Excerpts from a figure dataset:
• • • • •

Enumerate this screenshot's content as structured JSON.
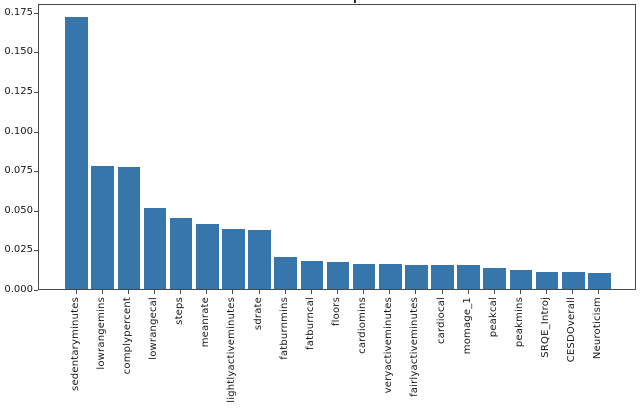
{
  "figure": {
    "background": "#ffffff",
    "title_clipped": true,
    "title_fragment_note": "only the descender of one title character is visible at the very top edge"
  },
  "chart_data": {
    "type": "bar",
    "title": "",
    "xlabel": "",
    "ylabel": "",
    "grid": false,
    "legend": null,
    "x_tick_rotation": 90,
    "bar_color": "#3776ab",
    "spine_color": "#4a4a4a",
    "text_color": "#1a1a1a",
    "ylim": [
      0,
      0.1806
    ],
    "yticks": [
      0,
      0.025,
      0.05,
      0.075,
      0.1,
      0.125,
      0.15,
      0.175
    ],
    "ytick_labels": [
      "0.000",
      "0.025",
      "0.050",
      "0.075",
      "0.100",
      "0.125",
      "0.150",
      "0.175"
    ],
    "categories": [
      "sedentaryminutes",
      "lowrangemins",
      "complypercent",
      "lowrangecal",
      "steps",
      "meanrate",
      "lightlyactiveminutes",
      "sdrate",
      "fatburnmins",
      "fatburncal",
      "floors",
      "cardiomins",
      "veryactiveminutes",
      "fairlyactiveminutes",
      "cardiocal",
      "momage_1",
      "peakcal",
      "peakmins",
      "SRQE_Introj",
      "CESDOverall",
      "Neuroticism"
    ],
    "values": [
      0.172,
      0.078,
      0.077,
      0.051,
      0.045,
      0.041,
      0.038,
      0.037,
      0.02,
      0.018,
      0.017,
      0.016,
      0.016,
      0.015,
      0.015,
      0.015,
      0.013,
      0.012,
      0.011,
      0.011,
      0.01
    ]
  }
}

• • • • •

Copy out the whole listing exactly, and don't carry over any pictures.

◆ ANSWER TO THE PROBLEM ◆
Enumerate this screenshot's content as structured JSON.
{
  "figure": {
    "background": "#ffffff",
    "title_clipped": true,
    "title_fragment_note": "only the descender of one title character is visible at the very top edge"
  },
  "chart_data": {
    "type": "bar",
    "title": "",
    "xlabel": "",
    "ylabel": "",
    "grid": false,
    "legend": null,
    "x_tick_rotation": 90,
    "bar_color": "#3776ab",
    "spine_color": "#4a4a4a",
    "text_color": "#1a1a1a",
    "ylim": [
      0,
      0.1806
    ],
    "yticks": [
      0,
      0.025,
      0.05,
      0.075,
      0.1,
      0.125,
      0.15,
      0.175
    ],
    "ytick_labels": [
      "0.000",
      "0.025",
      "0.050",
      "0.075",
      "0.100",
      "0.125",
      "0.150",
      "0.175"
    ],
    "categories": [
      "sedentaryminutes",
      "lowrangemins",
      "complypercent",
      "lowrangecal",
      "steps",
      "meanrate",
      "lightlyactiveminutes",
      "sdrate",
      "fatburnmins",
      "fatburncal",
      "floors",
      "cardiomins",
      "veryactiveminutes",
      "fairlyactiveminutes",
      "cardiocal",
      "momage_1",
      "peakcal",
      "peakmins",
      "SRQE_Introj",
      "CESDOverall",
      "Neuroticism"
    ],
    "values": [
      0.172,
      0.078,
      0.077,
      0.051,
      0.045,
      0.041,
      0.038,
      0.037,
      0.02,
      0.018,
      0.017,
      0.016,
      0.016,
      0.015,
      0.015,
      0.015,
      0.013,
      0.012,
      0.011,
      0.011,
      0.01
    ]
  }
}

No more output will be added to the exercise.